* _AIM_:
Find every line of the listing below where "task" appears, and copy it.

─── PROVIDED DATA ───

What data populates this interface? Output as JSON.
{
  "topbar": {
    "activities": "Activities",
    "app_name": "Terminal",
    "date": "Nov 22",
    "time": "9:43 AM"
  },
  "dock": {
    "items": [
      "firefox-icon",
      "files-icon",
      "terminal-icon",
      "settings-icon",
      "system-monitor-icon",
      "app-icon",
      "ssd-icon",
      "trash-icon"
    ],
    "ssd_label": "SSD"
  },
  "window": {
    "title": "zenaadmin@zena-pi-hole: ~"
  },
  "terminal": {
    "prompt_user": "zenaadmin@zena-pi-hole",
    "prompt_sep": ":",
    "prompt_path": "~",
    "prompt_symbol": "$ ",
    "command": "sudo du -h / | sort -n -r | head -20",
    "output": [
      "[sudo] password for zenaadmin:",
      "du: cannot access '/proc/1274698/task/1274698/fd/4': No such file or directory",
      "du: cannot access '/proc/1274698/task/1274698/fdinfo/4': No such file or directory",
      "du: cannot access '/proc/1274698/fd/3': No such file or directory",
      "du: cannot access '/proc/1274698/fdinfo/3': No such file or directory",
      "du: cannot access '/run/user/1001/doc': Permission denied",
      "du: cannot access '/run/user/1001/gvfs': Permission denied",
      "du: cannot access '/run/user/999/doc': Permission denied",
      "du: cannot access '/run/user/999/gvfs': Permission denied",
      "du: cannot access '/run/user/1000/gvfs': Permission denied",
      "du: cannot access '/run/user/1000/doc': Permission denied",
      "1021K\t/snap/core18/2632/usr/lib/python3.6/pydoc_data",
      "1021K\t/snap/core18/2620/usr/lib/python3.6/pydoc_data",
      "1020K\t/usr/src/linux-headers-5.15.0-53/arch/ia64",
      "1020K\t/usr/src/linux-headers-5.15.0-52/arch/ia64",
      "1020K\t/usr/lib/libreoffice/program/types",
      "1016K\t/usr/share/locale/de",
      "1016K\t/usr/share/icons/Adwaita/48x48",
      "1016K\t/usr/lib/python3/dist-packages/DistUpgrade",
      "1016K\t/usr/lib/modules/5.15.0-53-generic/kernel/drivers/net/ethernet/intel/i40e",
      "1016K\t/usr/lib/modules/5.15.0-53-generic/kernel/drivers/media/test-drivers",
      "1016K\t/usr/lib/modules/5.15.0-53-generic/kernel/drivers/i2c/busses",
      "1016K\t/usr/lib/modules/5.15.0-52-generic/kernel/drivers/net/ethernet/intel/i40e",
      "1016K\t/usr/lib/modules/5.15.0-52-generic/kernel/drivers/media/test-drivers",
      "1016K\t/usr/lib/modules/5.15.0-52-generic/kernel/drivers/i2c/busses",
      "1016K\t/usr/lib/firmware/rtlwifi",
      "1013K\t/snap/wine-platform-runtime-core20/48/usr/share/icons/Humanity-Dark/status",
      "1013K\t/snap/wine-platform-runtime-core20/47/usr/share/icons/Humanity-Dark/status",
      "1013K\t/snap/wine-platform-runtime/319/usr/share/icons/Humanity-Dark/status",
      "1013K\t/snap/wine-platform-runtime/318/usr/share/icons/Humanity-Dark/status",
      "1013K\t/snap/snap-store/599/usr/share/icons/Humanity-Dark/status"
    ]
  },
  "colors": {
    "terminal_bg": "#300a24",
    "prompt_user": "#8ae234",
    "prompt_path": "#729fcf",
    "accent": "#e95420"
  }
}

───

* _SOLUTION_:
      "du: cannot access '/proc/1274698/task/1274698/fd/4': No such file or directory",
      "du: cannot access '/proc/1274698/task/1274698/fdinfo/4': No such file or directory",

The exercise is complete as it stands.